### GOAL:
In the listing below, pick out lines with "value".

Dataset listings of figures
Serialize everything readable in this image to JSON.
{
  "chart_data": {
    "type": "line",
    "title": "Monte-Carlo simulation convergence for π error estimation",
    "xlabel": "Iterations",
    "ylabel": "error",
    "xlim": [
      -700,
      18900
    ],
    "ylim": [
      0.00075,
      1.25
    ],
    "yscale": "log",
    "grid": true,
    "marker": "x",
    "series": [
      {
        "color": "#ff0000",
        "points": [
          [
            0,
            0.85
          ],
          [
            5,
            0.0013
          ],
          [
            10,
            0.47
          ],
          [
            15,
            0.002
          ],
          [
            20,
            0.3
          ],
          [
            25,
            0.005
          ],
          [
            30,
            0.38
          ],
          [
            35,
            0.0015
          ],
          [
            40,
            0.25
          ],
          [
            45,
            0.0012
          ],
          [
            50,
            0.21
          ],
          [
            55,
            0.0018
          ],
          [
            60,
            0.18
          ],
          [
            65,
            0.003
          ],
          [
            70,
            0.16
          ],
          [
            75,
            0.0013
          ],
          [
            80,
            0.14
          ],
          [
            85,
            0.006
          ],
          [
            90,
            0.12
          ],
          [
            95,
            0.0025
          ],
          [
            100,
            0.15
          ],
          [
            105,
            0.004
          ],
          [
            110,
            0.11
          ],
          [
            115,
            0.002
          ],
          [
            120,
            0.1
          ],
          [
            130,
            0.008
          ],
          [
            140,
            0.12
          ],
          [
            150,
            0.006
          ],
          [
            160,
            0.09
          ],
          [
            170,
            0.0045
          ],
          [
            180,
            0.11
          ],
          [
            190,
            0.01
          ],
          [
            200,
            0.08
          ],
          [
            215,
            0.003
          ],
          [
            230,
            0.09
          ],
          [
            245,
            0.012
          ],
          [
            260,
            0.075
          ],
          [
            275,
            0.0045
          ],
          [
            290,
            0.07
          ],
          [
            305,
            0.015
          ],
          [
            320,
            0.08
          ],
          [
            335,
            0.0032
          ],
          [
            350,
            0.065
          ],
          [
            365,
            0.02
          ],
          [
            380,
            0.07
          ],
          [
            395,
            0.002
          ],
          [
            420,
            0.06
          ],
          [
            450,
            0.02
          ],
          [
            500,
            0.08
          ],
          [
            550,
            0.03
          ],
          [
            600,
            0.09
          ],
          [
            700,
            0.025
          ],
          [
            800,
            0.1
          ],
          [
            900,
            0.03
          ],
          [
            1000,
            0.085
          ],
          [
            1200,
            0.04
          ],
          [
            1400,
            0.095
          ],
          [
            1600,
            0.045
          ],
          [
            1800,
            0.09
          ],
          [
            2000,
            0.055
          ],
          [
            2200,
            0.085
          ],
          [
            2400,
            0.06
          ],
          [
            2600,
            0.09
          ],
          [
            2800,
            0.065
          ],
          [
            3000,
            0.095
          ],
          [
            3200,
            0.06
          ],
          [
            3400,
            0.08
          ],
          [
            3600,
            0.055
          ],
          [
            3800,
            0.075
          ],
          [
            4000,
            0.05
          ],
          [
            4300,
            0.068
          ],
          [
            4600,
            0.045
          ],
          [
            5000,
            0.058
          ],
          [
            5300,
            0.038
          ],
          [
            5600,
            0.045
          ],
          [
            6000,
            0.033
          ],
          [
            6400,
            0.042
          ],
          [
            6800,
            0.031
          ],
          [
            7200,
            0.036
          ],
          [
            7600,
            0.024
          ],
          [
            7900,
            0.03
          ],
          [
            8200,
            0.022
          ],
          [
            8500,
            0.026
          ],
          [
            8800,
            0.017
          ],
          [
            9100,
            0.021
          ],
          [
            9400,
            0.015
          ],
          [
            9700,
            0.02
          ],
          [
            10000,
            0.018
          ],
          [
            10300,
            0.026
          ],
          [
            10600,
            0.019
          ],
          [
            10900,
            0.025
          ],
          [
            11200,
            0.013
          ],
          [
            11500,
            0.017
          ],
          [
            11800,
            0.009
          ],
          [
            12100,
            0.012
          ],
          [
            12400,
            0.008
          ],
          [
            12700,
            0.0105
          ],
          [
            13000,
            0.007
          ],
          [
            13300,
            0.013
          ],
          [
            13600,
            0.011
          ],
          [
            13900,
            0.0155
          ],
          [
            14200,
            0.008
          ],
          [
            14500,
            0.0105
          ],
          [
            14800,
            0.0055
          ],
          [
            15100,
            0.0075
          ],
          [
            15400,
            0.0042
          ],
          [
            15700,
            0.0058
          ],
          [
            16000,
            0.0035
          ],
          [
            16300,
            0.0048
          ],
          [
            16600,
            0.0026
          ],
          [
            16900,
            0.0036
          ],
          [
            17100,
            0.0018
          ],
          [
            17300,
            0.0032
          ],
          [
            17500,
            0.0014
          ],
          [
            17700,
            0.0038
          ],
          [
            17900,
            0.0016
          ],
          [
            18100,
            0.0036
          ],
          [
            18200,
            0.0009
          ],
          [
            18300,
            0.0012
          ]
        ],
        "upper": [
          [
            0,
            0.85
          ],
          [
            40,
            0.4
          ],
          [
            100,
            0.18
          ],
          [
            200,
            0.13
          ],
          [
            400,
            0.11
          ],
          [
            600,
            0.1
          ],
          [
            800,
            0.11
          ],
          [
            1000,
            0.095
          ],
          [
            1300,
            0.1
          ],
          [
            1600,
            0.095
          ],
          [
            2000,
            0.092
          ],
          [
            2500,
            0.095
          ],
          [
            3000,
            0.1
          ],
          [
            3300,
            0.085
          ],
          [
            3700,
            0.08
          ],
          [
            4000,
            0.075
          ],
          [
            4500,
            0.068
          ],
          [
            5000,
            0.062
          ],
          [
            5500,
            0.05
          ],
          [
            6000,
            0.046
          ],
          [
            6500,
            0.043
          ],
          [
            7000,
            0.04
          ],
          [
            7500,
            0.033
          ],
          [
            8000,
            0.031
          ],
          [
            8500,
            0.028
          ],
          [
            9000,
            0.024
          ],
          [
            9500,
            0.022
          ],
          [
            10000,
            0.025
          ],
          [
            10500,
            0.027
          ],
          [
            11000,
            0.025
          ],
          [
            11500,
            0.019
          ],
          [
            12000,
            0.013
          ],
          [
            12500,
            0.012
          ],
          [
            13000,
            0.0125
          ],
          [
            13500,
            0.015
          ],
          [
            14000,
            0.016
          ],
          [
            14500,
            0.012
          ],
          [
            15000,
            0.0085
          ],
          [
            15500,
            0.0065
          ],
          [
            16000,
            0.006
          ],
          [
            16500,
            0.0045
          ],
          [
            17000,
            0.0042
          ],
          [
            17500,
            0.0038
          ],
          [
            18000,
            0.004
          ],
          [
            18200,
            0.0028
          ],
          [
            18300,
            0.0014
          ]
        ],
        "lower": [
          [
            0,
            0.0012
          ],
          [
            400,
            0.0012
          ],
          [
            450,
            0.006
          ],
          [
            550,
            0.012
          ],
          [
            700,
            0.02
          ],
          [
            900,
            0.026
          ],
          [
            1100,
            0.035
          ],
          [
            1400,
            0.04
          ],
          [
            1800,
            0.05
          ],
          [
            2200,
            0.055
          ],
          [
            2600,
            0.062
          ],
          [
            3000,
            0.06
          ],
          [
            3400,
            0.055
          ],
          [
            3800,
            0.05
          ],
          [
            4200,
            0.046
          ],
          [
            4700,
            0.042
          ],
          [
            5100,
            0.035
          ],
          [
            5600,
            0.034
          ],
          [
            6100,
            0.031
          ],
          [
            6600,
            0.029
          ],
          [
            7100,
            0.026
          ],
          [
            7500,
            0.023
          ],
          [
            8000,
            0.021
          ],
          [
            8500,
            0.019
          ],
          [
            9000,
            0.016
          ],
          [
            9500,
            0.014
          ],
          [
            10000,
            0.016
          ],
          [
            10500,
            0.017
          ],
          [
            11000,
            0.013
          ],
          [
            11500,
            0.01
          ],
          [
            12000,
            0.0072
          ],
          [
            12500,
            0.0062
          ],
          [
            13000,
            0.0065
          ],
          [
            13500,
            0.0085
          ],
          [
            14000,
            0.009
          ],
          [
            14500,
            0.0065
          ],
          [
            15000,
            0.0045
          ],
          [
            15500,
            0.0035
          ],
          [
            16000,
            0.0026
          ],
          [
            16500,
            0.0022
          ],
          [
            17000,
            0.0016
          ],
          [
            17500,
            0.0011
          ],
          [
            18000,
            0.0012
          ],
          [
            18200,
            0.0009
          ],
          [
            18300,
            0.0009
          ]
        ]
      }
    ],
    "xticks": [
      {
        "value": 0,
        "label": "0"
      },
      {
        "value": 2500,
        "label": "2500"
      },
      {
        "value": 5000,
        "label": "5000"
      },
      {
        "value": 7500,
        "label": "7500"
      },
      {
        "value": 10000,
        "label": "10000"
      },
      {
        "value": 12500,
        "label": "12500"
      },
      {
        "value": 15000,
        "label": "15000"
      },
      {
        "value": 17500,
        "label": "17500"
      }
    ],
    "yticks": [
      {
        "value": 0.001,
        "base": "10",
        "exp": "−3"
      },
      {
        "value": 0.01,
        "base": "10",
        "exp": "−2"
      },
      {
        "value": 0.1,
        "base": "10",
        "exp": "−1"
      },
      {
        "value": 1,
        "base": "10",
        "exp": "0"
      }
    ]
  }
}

### SOLUTION TO THIS EXERCISE:
        "value": 0,
        "value": 2500,
        "value": 5000,
        "value": 7500,
        "value": 10000,
        "value": 12500,
        "value": 15000,
        "value": 17500,
        "value": 0.001,
        "value": 0.01,
        "value": 0.1,
        "value": 1,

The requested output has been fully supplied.